**Aim of the task:**
Gather all lines with "ένός" from the records.

— Start of Exercise inputs —

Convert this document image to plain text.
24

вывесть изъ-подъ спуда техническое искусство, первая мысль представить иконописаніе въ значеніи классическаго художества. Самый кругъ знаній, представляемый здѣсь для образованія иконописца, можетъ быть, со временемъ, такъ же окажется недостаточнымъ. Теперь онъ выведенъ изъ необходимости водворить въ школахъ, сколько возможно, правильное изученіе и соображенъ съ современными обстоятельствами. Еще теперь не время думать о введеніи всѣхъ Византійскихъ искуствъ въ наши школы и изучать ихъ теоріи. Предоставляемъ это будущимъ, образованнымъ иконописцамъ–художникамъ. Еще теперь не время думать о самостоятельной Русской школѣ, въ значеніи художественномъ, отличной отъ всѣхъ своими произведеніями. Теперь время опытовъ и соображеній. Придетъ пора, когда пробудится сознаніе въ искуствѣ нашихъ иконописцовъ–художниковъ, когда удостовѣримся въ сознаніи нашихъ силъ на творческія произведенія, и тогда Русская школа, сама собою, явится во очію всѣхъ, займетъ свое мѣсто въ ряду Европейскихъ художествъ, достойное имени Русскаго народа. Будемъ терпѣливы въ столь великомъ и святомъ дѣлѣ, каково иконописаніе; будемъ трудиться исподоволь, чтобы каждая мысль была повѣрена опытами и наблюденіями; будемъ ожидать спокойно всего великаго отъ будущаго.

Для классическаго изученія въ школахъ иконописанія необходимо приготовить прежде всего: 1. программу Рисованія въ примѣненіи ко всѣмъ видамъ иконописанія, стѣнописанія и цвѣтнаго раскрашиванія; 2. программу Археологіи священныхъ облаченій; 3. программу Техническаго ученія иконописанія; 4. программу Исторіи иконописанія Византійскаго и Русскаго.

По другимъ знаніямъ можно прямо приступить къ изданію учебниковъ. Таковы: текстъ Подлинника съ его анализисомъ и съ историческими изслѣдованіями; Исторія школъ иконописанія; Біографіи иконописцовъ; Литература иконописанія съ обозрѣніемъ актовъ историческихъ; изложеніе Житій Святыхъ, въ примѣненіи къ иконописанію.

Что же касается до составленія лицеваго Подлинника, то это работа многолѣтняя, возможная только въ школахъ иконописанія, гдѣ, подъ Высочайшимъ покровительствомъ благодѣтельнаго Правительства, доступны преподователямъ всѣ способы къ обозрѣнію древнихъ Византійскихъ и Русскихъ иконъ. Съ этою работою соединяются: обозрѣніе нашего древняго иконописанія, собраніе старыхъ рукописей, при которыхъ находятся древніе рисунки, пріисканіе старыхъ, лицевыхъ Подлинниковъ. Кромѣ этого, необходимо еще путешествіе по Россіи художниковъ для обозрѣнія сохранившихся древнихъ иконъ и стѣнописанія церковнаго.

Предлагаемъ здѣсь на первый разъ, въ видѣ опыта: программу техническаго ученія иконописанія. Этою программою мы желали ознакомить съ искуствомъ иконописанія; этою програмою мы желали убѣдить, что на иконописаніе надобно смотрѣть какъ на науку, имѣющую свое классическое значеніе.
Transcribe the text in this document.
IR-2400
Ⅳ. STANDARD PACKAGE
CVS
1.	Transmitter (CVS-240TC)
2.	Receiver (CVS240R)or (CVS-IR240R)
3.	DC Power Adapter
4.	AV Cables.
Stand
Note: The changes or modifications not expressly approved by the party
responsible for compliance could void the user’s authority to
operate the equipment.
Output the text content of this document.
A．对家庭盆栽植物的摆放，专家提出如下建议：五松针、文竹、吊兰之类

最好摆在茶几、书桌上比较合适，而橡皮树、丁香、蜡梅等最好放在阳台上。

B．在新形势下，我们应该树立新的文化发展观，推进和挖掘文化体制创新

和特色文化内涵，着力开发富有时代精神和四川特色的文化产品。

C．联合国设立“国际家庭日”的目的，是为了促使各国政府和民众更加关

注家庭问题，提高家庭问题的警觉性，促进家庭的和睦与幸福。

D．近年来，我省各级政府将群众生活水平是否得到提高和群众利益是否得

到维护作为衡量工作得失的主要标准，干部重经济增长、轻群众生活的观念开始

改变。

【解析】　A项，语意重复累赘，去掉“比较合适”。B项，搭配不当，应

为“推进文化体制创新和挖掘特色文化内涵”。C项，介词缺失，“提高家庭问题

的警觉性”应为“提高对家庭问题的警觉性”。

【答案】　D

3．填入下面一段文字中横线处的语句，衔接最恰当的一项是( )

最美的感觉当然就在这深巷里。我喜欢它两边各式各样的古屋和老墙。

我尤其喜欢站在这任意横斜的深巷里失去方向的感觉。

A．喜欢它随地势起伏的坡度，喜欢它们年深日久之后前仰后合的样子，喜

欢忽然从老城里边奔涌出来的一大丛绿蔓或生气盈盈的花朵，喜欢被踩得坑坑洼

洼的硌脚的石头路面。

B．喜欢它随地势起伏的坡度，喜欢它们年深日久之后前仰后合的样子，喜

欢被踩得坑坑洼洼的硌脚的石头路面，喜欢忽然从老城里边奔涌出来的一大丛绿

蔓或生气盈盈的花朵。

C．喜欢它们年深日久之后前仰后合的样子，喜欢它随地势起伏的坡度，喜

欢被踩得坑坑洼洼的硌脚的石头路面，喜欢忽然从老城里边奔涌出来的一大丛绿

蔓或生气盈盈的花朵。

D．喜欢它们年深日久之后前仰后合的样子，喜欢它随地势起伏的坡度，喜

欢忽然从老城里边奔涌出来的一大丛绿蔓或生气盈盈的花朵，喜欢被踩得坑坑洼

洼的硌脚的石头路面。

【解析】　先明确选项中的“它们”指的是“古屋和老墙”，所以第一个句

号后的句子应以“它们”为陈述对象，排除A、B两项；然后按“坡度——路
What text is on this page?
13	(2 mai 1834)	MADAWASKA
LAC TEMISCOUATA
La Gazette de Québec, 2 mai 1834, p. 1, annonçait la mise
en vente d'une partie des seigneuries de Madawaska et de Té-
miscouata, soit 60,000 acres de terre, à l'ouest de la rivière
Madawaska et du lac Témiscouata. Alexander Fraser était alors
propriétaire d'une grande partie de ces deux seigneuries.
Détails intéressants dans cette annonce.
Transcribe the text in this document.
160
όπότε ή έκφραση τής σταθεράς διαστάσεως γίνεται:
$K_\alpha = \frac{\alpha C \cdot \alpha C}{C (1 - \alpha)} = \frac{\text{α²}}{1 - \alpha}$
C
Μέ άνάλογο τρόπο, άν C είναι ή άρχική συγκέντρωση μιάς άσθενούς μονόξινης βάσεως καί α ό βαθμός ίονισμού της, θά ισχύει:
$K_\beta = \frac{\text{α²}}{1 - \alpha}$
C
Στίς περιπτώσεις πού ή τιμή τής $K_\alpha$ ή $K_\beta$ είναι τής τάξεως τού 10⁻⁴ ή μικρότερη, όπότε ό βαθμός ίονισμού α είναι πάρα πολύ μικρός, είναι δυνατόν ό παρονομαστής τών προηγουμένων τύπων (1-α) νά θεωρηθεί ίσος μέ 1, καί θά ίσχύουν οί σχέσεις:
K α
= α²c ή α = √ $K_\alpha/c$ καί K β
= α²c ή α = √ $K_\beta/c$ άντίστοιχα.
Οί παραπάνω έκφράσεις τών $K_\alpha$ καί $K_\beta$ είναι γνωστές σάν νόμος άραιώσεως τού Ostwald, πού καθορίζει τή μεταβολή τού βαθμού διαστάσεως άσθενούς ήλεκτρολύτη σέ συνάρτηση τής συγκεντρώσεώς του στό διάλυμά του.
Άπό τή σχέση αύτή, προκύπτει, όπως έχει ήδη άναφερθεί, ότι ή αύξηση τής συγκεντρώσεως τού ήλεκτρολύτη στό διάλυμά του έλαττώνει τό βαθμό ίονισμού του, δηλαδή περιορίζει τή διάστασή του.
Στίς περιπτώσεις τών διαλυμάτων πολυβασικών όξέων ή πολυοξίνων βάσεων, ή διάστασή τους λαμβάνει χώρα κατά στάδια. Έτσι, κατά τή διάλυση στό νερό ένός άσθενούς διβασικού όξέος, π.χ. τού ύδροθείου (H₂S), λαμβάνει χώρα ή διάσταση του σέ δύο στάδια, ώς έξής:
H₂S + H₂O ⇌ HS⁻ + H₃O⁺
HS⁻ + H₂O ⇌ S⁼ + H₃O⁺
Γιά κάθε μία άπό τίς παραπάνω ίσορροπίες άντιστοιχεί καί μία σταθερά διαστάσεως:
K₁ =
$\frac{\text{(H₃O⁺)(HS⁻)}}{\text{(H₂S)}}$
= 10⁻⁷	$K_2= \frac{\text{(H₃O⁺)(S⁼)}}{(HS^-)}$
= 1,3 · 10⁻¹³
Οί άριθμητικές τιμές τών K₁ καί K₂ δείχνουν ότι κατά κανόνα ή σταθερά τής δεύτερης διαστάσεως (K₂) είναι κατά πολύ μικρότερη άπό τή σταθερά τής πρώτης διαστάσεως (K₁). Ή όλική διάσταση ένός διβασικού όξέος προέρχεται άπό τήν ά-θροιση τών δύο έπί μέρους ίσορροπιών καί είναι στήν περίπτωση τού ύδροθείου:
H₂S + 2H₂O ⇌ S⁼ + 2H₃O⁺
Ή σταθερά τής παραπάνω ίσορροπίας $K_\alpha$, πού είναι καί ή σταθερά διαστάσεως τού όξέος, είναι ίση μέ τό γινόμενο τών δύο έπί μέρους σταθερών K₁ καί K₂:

— End of Exercise inputs —

**Response for this exercise:**
Στίς περιπτώσεις τών διαλυμάτων πολυβασικών όξέων ή πολυοξίνων βάσεων, ή διάστασή τους λαμβάνει χώρα κατά στάδια. Έτσι, κατά τή διάλυση στό νερό ένός άσθενούς διβασικού όξέος, π.χ. τού ύδροθείου (H₂S), λαμβάνει χώρα ή διάσταση του σέ δύο στάδια, ώς έξής:
Οί άριθμητικές τιμές τών K₁ καί K₂ δείχνουν ότι κατά κανόνα ή σταθερά τής δεύτερης διαστάσεως (K₂) είναι κατά πολύ μικρότερη άπό τή σταθερά τής πρώτης διαστάσεως (K₁). Ή όλική διάσταση ένός διβασικού όξέος προέρχεται άπό τήν ά-θροιση τών δύο έπί μέρους ίσορροπιών καί είναι στήν περίπτωση τού ύδροθείου:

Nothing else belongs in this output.